* Extract to read *
↓

A Yankee Stadium Primer

by Louise, Director of Operations

Opening day was this week at both Yankee Stadium and Citifield, and now we’re in the midst of what we hope will be a very long and exciting baseball season!

While Citifield is always a more economical alternative for baseball games during your visit to NYC, most requests we get are to see the 27-time World Champions. I can’t say I blame you – I LOVE the Yankees! Based on the numerous conversations I’ve had when helping fans book Yankees packages, I thought I’d offer some of my best tips:

Have an idea of where you want to sit

Yankees1Before you go, you need tickets, right? It’s always a good idea to know where you want to sit, although we’ll be happy to offer you options. Here are some quick tips:

–          400 Level is “Grandstand”: The highest up seats, furthest from the action, and also usually the best prices (of course). There’s no bad view, so if you’re just looking for the experience Grandstand is a great option. But don’t think you can buy 400 level tickets and sneak into the field level seats – there are security guards!
–          300 Level is “Terrace”: Technically the same level as Grandstand, but the terrace level includes the seats closer to the field.
–          200 level is “Loge” or “Main Level”: Quite a bit closer to the field, with higher prices to match!
–          100 level is “Field Level”: The closest you can get to the action without being a very wealthy person who can get their hands on “legends suite” seating. But be wary – if you’re looking at sections labeled 129 or higher or 111 or lower you’ll be in the outfield, and not much closer to the action than the less expensive bleachers or 200 level seats.

If you love a specific player, you may want to choose a seat that gives you a good view:

Yankees14–          Derek Jeter and Alex Rodriguez both play on the third base side (I would hope you’d know that if you’re a fan!). Any section that ends in 24-27 is a good option. If Jeter’s your man and you’re looking for an unforgettable experience, right by section 117 is usually where he hangs out when he’s on deck (instead of the on deck circle), and it’s also right next to the Yankees Dugout.

↑

* Source data *
↓

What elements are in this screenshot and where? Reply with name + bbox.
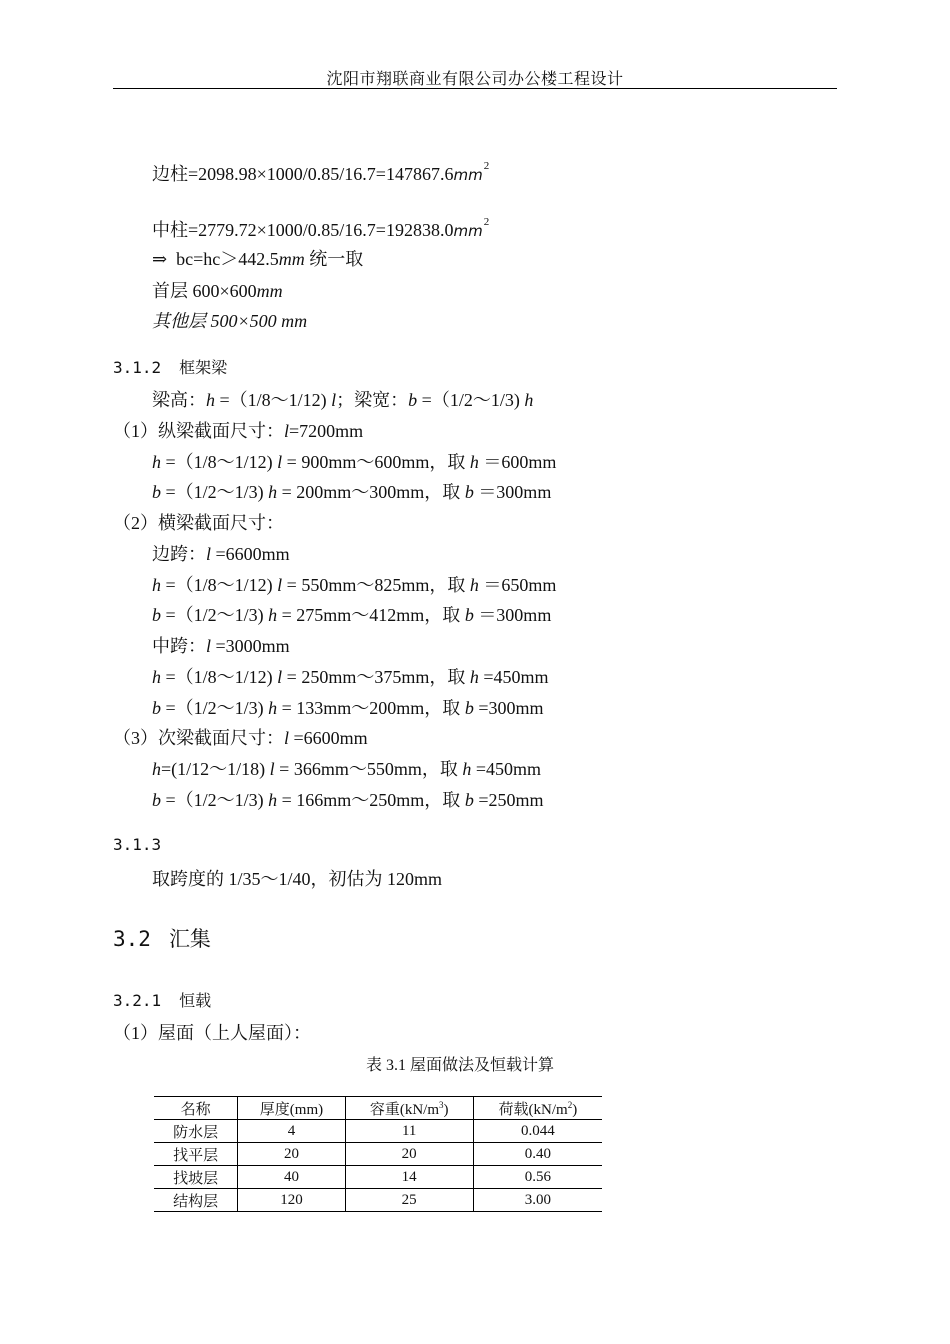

↑

* Your goal *
Do these statements agree with the Yankee Stadium primer? For each, answer yes or no and quote the primer's deciding words. 1. The 300 level is called "Terrace." 2. Seats on the 200 level cost less than Grandstand seats. 3. Derek Jeter plays on the first base side.

* Task result *
1. Yes: "300 Level is “Terrace”"
2. No: "Quite a bit closer to the field, with higher prices to match!"
3. No: "Derek Jeter and Alex Rodriguez both play on the third base side"